→ EXERCISE INSTRUCTIONS: Search the records below for the word "information". Copy each line where it occurs.
++++++++
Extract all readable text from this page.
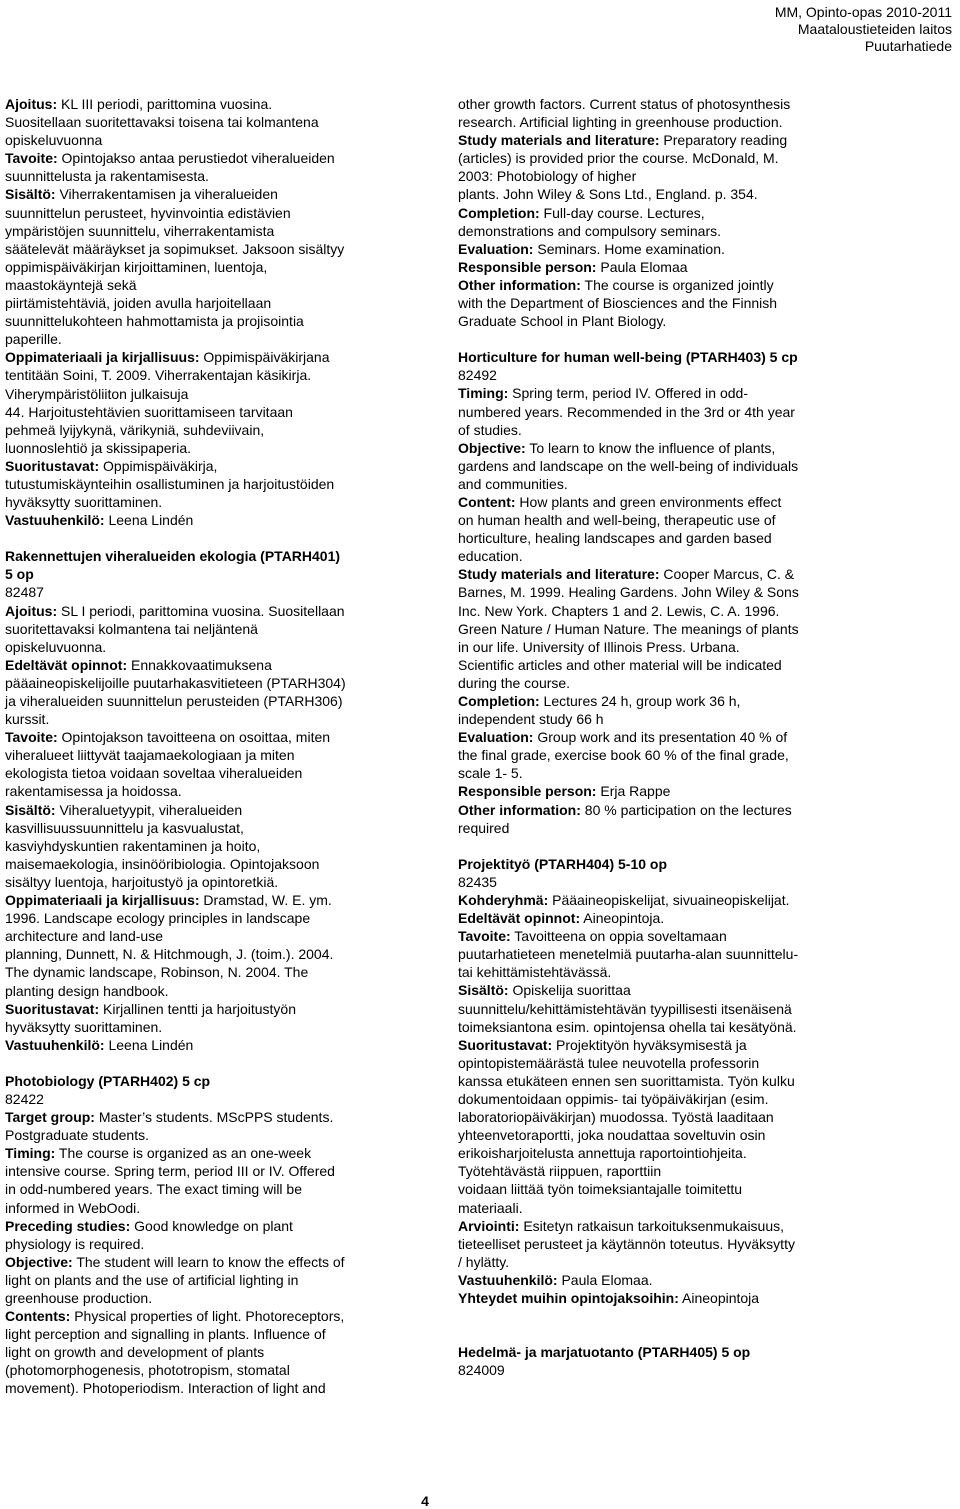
MM, Opinto-opas 2010-2011
Maataloustieteiden laitos
Puutarhatiede
Ajoitus: KL III periodi, parittomina vuosina.
Suositellaan suoritettavaksi toisena tai kolmantena
opiskeluvuonna
Tavoite: Opintojakso antaa perustiedot viheralueiden
suunnittelusta ja rakentamisesta.
Sisältö: Viherrakentamisen ja viheralueiden
suunnittelun perusteet, hyvinvointia edistävien
ympäristöjen suunnittelu, viherrakentamista
säätelevät määräykset ja sopimukset. Jaksoon sisältyy
oppimispäiväkirjan kirjoittaminen, luentoja,
maastokäyntejä sekä
piirtämistehtäviä, joiden avulla harjoitellaan
suunnittelukohteen hahmottamista ja projisointia
paperille.
Oppimateriaali ja kirjallisuus: Oppimispäiväkirjana
tentitään Soini, T. 2009. Viherrakentajan käsikirja.
Viherympäristöliiton julkaisuja
44. Harjoitustehtävien suorittamiseen tarvitaan
pehmeä lyijykynä, värikyniä, suhdeviivain,
luonnoslehtiö ja skissipaperia.
Suoritustavat: Oppimispäiväkirja,
tutustumiskäynteihin osallistuminen ja harjoitustöiden
hyväksytty suorittaminen.
Vastuuhenkilö: Leena Lindén
Rakennettujen viheralueiden ekologia (PTARH401)
5 op
82487
Ajoitus: SL I periodi, parittomina vuosina. Suositellaan
suoritettavaksi kolmantena tai neljäntenä
opiskeluvuonna.
Edeltävät opinnot: Ennakkovaatimuksena
pääaineopiskelijoille puutarhakasvitieteen (PTARH304)
ja viheralueiden suunnittelun perusteiden (PTARH306)
kurssit.
Tavoite: Opintojakson tavoitteena on osoittaa, miten
viheralueet liittyvät taajamaekologiaan ja miten
ekologista tietoa voidaan soveltaa viheralueiden
rakentamisessa ja hoidossa.
Sisältö: Viheraluetyypit, viheralueiden
kasvillisuussuunnittelu ja kasvualustat,
kasviyhdyskuntien rakentaminen ja hoito,
maisemaekologia, insinööribiologia. Opintojaksoon
sisältyy luentoja, harjoitustyö ja opintoretkiä.
Oppimateriaali ja kirjallisuus: Dramstad, W. E. ym.
1996. Landscape ecology principles in landscape
architecture and land-use
planning, Dunnett, N. & Hitchmough, J. (toim.). 2004.
The dynamic landscape, Robinson, N. 2004. The
planting design handbook.
Suoritustavat: Kirjallinen tentti ja harjoitustyön
hyväksytty suorittaminen.
Vastuuhenkilö: Leena Lindén
Photobiology (PTARH402) 5 cp
82422
Target group: Master’s students. MScPPS students.
Postgraduate students.
Timing: The course is organized as an one-week
intensive course. Spring term, period III or IV. Offered
in odd-numbered years. The exact timing will be
informed in WebOodi.
Preceding studies: Good knowledge on plant
physiology is required.
Objective: The student will learn to know the effects of
light on plants and the use of artificial lighting in
greenhouse production.
Contents: Physical properties of light. Photoreceptors,
light perception and signalling in plants. Influence of
light on growth and development of plants
(photomorphogenesis, phototropism, stomatal
movement). Photoperiodism. Interaction of light and
other growth factors. Current status of photosynthesis
research. Artificial lighting in greenhouse production.
Study materials and literature: Preparatory reading
(articles) is provided prior the course. McDonald, M.
2003: Photobiology of higher
plants. John Wiley & Sons Ltd., England. p. 354.
Completion: Full-day course. Lectures,
demonstrations and compulsory seminars.
Evaluation: Seminars. Home examination.
Responsible person: Paula Elomaa
Other information: The course is organized jointly
with the Department of Biosciences and the Finnish
Graduate School in Plant Biology.
Horticulture for human well-being (PTARH403) 5 cp
82492
Timing: Spring term, period IV. Offered in odd-
numbered years. Recommended in the 3rd or 4th year
of studies.
Objective: To learn to know the influence of plants,
gardens and landscape on the well-being of individuals
and communities.
Content: How plants and green environments effect
on human health and well-being, therapeutic use of
horticulture, healing landscapes and garden based
education.
Study materials and literature: Cooper Marcus, C. &
Barnes, M. 1999. Healing Gardens. John Wiley & Sons
Inc. New York. Chapters 1 and 2. Lewis, C. A. 1996.
Green Nature / Human Nature. The meanings of plants
in our life. University of Illinois Press. Urbana.
Scientific articles and other material will be indicated
during the course.
Completion: Lectures 24 h, group work 36 h,
independent study 66 h
Evaluation: Group work and its presentation 40 % of
the final grade, exercise book 60 % of the final grade,
scale 1- 5.
Responsible person: Erja Rappe
Other information: 80 % participation on the lectures
required
Projektityö (PTARH404) 5-10 op
82435
Kohderyhmä: Pääaineopiskelijat, sivuaineopiskelijat.
Edeltävät opinnot: Aineopintoja.
Tavoite: Tavoitteena on oppia soveltamaan
puutarhatieteen menetelmiä puutarha-alan suunnittelu-
tai kehittämistehtävässä.
Sisältö: Opiskelija suorittaa
suunnittelu/kehittämistehtävän tyypillisesti itsenäisenä
toimeksiantona esim. opintojensa ohella tai kesätyönä.
Suoritustavat: Projektityön hyväksymisestä ja
opintopistemäärästä tulee neuvotella professorin
kanssa etukäteen ennen sen suorittamista. Työn kulku
dokumentoidaan oppimis- tai työpäiväkirjan (esim.
laboratoriopäiväkirjan) muodossa. Työstä laaditaan
yhteenvetoraportti, joka noudattaa soveltuvin osin
erikoisharjoitelusta annettuja raportointiohjeita.
Työtehtävästä riippuen, raporttiin
voidaan liittää työn toimeksiantajalle toimitettu
materiaali.
Arviointi: Esitetyn ratkaisun tarkoituksenmukaisuus,
tieteelliset perusteet ja käytännön toteutus. Hyväksytty
/ hylätty.
Vastuuhenkilö: Paula Elomaa.
Yhteydet muihin opintojaksoihin: Aineopintoja
Hedelmä- ja marjatuotanto (PTARH405) 5 op
824009
4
++++++++
→ RESULT OF THIS TASK:
Other information: The course is organized jointly
Other information: 80 % participation on the lectures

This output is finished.